Task instructions - Could every line of the data be printed exactly as it reads?

Task material -
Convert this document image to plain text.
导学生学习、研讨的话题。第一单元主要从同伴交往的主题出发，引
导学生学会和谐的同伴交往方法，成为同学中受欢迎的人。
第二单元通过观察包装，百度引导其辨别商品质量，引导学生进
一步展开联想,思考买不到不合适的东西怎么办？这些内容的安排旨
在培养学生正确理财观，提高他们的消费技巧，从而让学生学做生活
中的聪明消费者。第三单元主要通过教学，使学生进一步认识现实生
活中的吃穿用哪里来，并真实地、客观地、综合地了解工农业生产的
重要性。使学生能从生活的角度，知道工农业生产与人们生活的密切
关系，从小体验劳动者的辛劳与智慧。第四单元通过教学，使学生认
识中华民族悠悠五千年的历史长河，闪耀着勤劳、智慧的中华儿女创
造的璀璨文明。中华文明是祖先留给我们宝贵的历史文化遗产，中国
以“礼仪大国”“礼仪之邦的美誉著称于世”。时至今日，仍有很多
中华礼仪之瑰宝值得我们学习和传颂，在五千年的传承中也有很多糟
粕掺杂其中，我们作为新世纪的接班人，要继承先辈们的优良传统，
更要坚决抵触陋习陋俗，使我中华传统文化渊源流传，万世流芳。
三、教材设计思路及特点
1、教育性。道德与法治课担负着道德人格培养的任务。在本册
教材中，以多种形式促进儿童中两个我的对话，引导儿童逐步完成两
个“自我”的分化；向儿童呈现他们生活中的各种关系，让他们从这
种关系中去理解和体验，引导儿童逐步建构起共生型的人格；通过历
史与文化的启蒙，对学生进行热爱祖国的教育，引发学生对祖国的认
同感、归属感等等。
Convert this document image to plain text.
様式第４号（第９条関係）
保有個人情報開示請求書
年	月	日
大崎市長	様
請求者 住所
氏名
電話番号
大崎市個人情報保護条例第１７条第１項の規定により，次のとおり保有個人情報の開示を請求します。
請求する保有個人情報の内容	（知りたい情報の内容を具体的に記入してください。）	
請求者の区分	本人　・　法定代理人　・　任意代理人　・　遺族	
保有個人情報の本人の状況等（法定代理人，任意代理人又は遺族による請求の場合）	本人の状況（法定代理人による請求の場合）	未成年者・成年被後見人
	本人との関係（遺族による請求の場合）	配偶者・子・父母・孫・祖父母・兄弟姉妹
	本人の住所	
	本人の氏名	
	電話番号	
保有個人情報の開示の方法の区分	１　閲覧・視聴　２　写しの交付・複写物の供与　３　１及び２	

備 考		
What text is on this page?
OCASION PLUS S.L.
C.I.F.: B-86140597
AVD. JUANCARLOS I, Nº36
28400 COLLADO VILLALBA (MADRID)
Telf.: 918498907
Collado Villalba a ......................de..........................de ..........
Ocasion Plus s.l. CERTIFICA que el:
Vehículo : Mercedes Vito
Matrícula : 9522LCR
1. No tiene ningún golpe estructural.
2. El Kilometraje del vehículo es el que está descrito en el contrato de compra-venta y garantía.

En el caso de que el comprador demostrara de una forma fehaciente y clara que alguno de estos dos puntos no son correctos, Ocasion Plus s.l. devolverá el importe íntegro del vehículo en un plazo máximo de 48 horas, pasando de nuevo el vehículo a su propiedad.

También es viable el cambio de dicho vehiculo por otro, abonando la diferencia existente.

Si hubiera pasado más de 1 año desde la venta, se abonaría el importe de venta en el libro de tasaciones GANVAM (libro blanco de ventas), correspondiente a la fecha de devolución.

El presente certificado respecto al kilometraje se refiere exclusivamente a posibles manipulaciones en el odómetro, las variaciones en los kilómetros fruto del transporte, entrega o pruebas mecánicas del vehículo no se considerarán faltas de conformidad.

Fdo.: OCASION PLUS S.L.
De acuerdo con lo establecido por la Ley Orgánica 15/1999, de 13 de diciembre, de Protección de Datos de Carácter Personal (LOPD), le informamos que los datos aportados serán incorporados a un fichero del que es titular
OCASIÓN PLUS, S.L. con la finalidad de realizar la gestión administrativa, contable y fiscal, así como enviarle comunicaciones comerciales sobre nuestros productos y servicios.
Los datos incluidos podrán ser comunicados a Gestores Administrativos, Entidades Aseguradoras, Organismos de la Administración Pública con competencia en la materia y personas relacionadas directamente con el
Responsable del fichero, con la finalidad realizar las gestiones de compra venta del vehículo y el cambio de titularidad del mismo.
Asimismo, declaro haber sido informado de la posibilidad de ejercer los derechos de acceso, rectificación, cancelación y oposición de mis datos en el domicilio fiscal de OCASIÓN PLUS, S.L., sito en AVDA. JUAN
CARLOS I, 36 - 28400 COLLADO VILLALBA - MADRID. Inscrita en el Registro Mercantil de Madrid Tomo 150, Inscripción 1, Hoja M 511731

Result for this task -
Convert this document image to plain text.
导学生学习、研讨的话题。第一单元主要从同伴交往的主题出发，引
导学生学会和谐的同伴交往方法，成为同学中受欢迎的人。
第二单元通过观察包装，百度引导其辨别商品质量，引导学生进
一步展开联想,思考买不到不合适的东西怎么办？这些内容的安排旨
在培养学生正确理财观，提高他们的消费技巧，从而让学生学做生活
中的聪明消费者。第三单元主要通过教学，使学生进一步认识现实生
活中的吃穿用哪里来，并真实地、客观地、综合地了解工农业生产的
重要性。使学生能从生活的角度，知道工农业生产与人们生活的密切
关系，从小体验劳动者的辛劳与智慧。第四单元通过教学，使学生认
识中华民族悠悠五千年的历史长河，闪耀着勤劳、智慧的中华儿女创
造的璀璨文明。中华文明是祖先留给我们宝贵的历史文化遗产，中国
以“礼仪大国”“礼仪之邦的美誉著称于世”。时至今日，仍有很多
中华礼仪之瑰宝值得我们学习和传颂，在五千年的传承中也有很多糟
粕掺杂其中，我们作为新世纪的接班人，要继承先辈们的优良传统，
更要坚决抵触陋习陋俗，使我中华传统文化渊源流传，万世流芳。
三、教材设计思路及特点
1、教育性。道德与法治课担负着道德人格培养的任务。在本册
教材中，以多种形式促进儿童中两个我的对话，引导儿童逐步完成两
个“自我”的分化；向儿童呈现他们生活中的各种关系，让他们从这
种关系中去理解和体验，引导儿童逐步建构起共生型的人格；通过历
史与文化的启蒙，对学生进行热爱祖国的教育，引发学生对祖国的认
同感、归属感等等。
Convert this document image to plain text.
様式第４号（第９条関係）
保有個人情報開示請求書
年	月	日
大崎市長	様
請求者 住所
氏名
電話番号
大崎市個人情報保護条例第１７条第１項の規定により，次のとおり保有個人情報の開示を請求します。
請求する保有個人情報の内容	（知りたい情報の内容を具体的に記入してください。）	
請求者の区分	本人　・　法定代理人　・　任意代理人　・　遺族	
保有個人情報の本人の状況等（法定代理人，任意代理人又は遺族による請求の場合）	本人の状況（法定代理人による請求の場合）	未成年者・成年被後見人
	本人との関係（遺族による請求の場合）	配偶者・子・父母・孫・祖父母・兄弟姉妹
	本人の住所	
	本人の氏名	
	電話番号	
保有個人情報の開示の方法の区分	１　閲覧・視聴　２　写しの交付・複写物の供与　３　１及び２	

備 考		
What text is on this page?
OCASION PLUS S.L.
C.I.F.: B-86140597
AVD. JUANCARLOS I, Nº36
28400 COLLADO VILLALBA (MADRID)
Telf.: 918498907
Collado Villalba a ......................de..........................de ..........
Ocasion Plus s.l. CERTIFICA que el:
Vehículo : Mercedes Vito
Matrícula : 9522LCR
1. No tiene ningún golpe estructural.
2. El Kilometraje del vehículo es el que está descrito en el contrato de compra-venta y garantía.

En el caso de que el comprador demostrara de una forma fehaciente y clara que alguno de estos dos puntos no son correctos, Ocasion Plus s.l. devolverá el importe íntegro del vehículo en un plazo máximo de 48 horas, pasando de nuevo el vehículo a su propiedad.

También es viable el cambio de dicho vehiculo por otro, abonando la diferencia existente.

Si hubiera pasado más de 1 año desde la venta, se abonaría el importe de venta en el libro de tasaciones GANVAM (libro blanco de ventas), correspondiente a la fecha de devolución.

El presente certificado respecto al kilometraje se refiere exclusivamente a posibles manipulaciones en el odómetro, las variaciones en los kilómetros fruto del transporte, entrega o pruebas mecánicas del vehículo no se considerarán faltas de conformidad.

Fdo.: OCASION PLUS S.L.
De acuerdo con lo establecido por la Ley Orgánica 15/1999, de 13 de diciembre, de Protección de Datos de Carácter Personal (LOPD), le informamos que los datos aportados serán incorporados a un fichero del que es titular
OCASIÓN PLUS, S.L. con la finalidad de realizar la gestión administrativa, contable y fiscal, así como enviarle comunicaciones comerciales sobre nuestros productos y servicios.
Los datos incluidos podrán ser comunicados a Gestores Administrativos, Entidades Aseguradoras, Organismos de la Administración Pública con competencia en la materia y personas relacionadas directamente con el
Responsable del fichero, con la finalidad realizar las gestiones de compra venta del vehículo y el cambio de titularidad del mismo.
Asimismo, declaro haber sido informado de la posibilidad de ejercer los derechos de acceso, rectificación, cancelación y oposición de mis datos en el domicilio fiscal de OCASIÓN PLUS, S.L., sito en AVDA. JUAN
CARLOS I, 36 - 28400 COLLADO VILLALBA - MADRID. Inscrita en el Registro Mercantil de Madrid Tomo 150, Inscripción 1, Hoja M 511731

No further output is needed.